*Goal*. Set down the records once more, please, exactly and with the pictures left out.

*Extracted material*.
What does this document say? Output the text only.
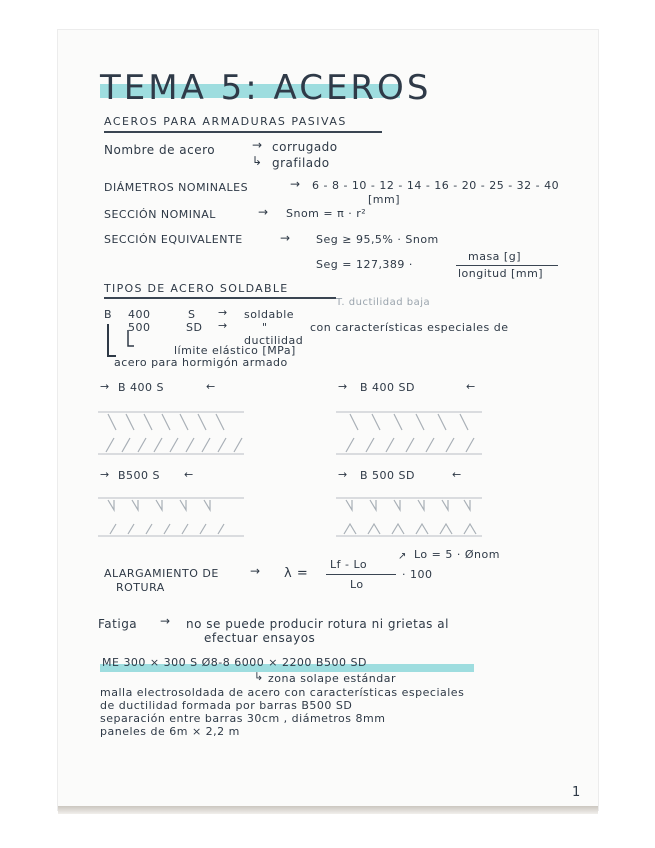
TEMA 5: ACEROS
ACEROS PARA ARMADURAS PASIVAS
Nombre de acero	→ corrugado
↳ grafilado
DIÁMETROS NOMINALES	→ 6 - 8 - 10 - 12 - 14 - 16 - 20 - 25 - 32 - 40
[mm]
SECCIÓN NOMINAL	→ Snom = π · r²
SECCIÓN EQUIVALENTE	→ Seg ≥ 95,5% · Snom
Seg = 127,389 ·
masa [g]
longitud [mm]
TIPOS DE ACERO SOLDABLE
T. ductilidad baja
B 400	S → soldable
500	SD →	"	con características especiales de
ductilidad
límite elástico [MPa]
acero para hormigón armado
→ B 400 S	←	→ B 400 SD	←
→ B500 S ←	→ B 500 SD	←
ALARGAMIENTO DE
ROTURA
→ λ =
Lf - Lo
Lo
· 100
↗ Lo = 5 · Ønom
Fatiga → no se puede producir rotura ni grietas al
efectuar ensayos
ME 300 × 300 S Ø8-8 6000 × 2200 B500 SD
↳ zona solape estándar
malla electrosoldada de acero con características especiales
de ductilidad formada por barras B500 SD
separación entre barras 30cm , diámetros 8mm
paneles de 6m × 2,2 m
1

*Response to the task*.
What does this document say? Output the text only.
TEMA 5: ACEROS
ACEROS PARA ARMADURAS PASIVAS
Nombre de acero	→ corrugado
↳ grafilado
DIÁMETROS NOMINALES	→ 6 - 8 - 10 - 12 - 14 - 16 - 20 - 25 - 32 - 40
[mm]
SECCIÓN NOMINAL	→ Snom = π · r²
SECCIÓN EQUIVALENTE	→ Seg ≥ 95,5% · Snom
Seg = 127,389 ·
masa [g]
longitud [mm]
TIPOS DE ACERO SOLDABLE
T. ductilidad baja
B 400	S → soldable
500	SD →	"	con características especiales de
ductilidad
límite elástico [MPa]
acero para hormigón armado
→ B 400 S	←	→ B 400 SD	←
→ B500 S ←	→ B 500 SD	←
ALARGAMIENTO DE
ROTURA
→ λ =
Lf - Lo
Lo
· 100
↗ Lo = 5 · Ønom
Fatiga → no se puede producir rotura ni grietas al
efectuar ensayos
ME 300 × 300 S Ø8-8 6000 × 2200 B500 SD
↳ zona solape estándar
malla electrosoldada de acero con características especiales
de ductilidad formada por barras B500 SD
separación entre barras 30cm , diámetros 8mm
paneles de 6m × 2,2 m
1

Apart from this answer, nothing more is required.